‘This day will never come again, so let me have this moment.’: The 30th Anniversary of PlayStation

By Alfie Stubbs, Third Year History

On the 3rd of December 1994, Sony Computer Entertainment (SCE) would revolutionise the gaming industry forever with the release of their first home video game console, the PlayStation. Whilst its initial release in 1994 was solely within Japan, they quickly went on to release the PlayStation worldwide in the following year.

As a fifth-generation console, the PlayStation had to contend with already successful gaming companies that had a strong foothold in the industry, such as Nintendo and Sega. Yet, despite this, it became the first console to ship over 100 million units in less than a decade, outselling its competitors who sold a combined total of 42 million units. But the story of PlayStation doesn’t start here, it starts with a man named Ken Kutaragi.

Often dubbed the “Father of PlayStation’’, Ken Kutaragi created the idea of PlayStation whilst he was a Sony executive managing one of Sony’s hardware engineering divisions. He had envisioned the future of gaming to be one that used 3D technology, but as Sony considered video games to be ‘toys’ they wanted as little to do with the industry as possible.

However, Kutaragi persuaded Sony to design and manufacture a sound chip for the upcoming 1990 release of the Nintendo Famicom (better known as the SNES outside of Japan, or the Super Comboy in Korea), and later worked alongside Nintendo to create a CD-ROM version of the Super Famicom. The move to CD technology and its rise in popularity at the time was due to increasing cartridge prices (both to produce and to buy as a consumer) as well as the greater storage available on CDs compared to cartridges. Therefore, at the Consumer Electronics Show in June 1991, Sony announced their partnership with Nintendo to create the CD version of the Super Famicom. But the day after, Nintendo announced something quite different.

- **Extracted data**:
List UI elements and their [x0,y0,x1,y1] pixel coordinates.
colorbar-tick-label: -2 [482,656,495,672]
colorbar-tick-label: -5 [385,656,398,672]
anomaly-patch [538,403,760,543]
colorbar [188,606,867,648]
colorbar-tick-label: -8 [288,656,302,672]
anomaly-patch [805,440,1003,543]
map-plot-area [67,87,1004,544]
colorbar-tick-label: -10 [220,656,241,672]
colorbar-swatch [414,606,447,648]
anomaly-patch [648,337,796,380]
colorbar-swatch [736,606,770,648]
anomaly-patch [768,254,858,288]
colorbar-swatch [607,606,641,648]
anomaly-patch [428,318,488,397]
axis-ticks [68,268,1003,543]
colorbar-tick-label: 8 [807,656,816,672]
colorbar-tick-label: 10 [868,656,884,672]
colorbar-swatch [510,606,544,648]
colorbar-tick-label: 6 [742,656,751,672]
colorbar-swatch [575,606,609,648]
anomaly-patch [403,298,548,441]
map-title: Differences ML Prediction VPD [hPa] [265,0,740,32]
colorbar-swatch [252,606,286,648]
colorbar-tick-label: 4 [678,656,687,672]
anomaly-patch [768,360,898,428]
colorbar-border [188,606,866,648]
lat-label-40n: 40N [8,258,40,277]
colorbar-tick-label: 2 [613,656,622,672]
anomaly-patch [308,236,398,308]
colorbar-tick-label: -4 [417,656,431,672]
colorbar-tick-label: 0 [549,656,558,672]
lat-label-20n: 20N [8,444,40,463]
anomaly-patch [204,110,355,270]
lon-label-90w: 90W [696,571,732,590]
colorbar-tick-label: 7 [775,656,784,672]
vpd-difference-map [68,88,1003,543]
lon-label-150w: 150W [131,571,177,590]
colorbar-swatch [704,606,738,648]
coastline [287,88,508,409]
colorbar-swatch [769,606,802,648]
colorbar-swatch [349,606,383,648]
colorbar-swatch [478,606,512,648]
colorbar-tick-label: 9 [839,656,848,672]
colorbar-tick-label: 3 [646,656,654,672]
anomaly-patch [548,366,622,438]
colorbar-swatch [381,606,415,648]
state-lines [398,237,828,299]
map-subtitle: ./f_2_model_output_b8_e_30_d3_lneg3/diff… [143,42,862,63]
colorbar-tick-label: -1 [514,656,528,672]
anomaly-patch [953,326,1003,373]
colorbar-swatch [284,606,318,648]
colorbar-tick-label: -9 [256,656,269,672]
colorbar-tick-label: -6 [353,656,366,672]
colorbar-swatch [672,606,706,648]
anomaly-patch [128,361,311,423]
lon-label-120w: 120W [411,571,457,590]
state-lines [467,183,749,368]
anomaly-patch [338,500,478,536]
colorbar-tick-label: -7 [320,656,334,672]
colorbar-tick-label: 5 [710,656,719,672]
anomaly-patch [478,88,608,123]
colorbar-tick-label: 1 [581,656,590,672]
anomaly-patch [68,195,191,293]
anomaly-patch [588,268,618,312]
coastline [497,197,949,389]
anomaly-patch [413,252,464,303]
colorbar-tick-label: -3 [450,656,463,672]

- **Activity**:
Decide whether each statement below agrees with the PlayStation anniversary article. Answer yes or no for each and quote the words from the article that settle it.
1. The PlayStation was first released only in Japan.
2. Sony was eager to move into the video game industry.
3. Nintendo and Sega together sold more consoles than the PlayStation.

- **Solution**:
1. Yes: "Whilst its initial release in 1994 was solely within Japan"
2. No: "as Sony considered video games to be ‘toys’ they wanted as little to do with the industry as possible"
3. No: "it became the first console to ship over 100 million units in less than a decade, outselling its competitors who sold a combined total of 42 million units"